--- DATA RECORDS ---

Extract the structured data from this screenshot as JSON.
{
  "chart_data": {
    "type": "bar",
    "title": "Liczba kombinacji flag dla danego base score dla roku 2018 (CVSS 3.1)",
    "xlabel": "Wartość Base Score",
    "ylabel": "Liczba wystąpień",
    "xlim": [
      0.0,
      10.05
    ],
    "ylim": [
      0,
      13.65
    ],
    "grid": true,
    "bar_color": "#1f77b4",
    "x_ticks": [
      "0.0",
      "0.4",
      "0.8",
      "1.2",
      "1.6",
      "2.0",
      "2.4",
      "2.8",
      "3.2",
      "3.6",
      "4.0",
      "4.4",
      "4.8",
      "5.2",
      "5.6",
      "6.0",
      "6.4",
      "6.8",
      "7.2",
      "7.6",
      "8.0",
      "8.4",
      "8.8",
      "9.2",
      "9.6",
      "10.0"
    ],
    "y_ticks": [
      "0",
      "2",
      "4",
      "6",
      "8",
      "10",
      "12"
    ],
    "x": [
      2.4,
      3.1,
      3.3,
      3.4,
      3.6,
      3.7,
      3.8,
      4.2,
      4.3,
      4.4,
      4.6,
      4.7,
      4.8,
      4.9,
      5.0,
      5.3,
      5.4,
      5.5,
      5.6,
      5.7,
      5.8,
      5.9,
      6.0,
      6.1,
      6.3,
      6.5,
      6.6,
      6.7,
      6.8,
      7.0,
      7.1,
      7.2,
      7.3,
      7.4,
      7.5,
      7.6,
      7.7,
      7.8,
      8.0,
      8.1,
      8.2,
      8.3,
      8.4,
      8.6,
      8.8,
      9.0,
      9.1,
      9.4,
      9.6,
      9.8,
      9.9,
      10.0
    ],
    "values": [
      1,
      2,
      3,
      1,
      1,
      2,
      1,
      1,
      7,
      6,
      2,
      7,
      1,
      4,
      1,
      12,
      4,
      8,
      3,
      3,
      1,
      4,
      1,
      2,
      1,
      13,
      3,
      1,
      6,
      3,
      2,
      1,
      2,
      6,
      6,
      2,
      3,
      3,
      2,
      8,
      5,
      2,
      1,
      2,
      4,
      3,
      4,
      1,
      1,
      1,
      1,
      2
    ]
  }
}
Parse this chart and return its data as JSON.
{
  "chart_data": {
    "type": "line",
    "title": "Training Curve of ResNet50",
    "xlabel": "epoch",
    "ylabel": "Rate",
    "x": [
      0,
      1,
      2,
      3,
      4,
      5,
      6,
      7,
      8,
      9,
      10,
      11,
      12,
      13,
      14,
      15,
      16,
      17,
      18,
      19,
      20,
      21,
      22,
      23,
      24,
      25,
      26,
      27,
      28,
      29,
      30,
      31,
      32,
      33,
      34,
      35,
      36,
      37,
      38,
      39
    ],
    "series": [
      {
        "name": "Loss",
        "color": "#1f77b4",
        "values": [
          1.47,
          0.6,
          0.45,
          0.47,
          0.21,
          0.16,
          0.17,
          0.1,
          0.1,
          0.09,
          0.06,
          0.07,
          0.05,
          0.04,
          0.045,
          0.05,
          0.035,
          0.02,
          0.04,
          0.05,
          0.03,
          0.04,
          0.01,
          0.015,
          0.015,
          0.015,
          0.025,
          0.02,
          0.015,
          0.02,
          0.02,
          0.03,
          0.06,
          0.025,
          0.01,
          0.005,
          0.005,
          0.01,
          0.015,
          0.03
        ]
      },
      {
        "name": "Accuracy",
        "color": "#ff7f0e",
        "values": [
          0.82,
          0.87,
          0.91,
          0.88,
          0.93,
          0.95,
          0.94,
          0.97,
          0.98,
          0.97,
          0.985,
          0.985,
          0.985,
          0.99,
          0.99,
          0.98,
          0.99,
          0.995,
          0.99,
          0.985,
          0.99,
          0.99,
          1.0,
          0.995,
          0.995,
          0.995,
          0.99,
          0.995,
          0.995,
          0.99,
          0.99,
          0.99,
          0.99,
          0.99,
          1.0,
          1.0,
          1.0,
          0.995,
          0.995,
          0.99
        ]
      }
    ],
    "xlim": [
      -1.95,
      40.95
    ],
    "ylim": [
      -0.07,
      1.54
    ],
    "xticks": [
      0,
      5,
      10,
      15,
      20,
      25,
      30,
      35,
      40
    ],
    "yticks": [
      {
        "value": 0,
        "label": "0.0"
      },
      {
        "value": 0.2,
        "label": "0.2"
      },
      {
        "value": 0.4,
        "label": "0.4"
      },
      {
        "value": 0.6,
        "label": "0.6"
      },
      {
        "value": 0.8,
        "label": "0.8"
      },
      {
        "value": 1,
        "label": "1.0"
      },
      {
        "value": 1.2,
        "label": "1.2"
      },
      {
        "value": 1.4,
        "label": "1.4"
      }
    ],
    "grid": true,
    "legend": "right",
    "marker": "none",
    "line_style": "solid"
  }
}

---

Provide solely the number of lines in the data that include the word "JSON".

2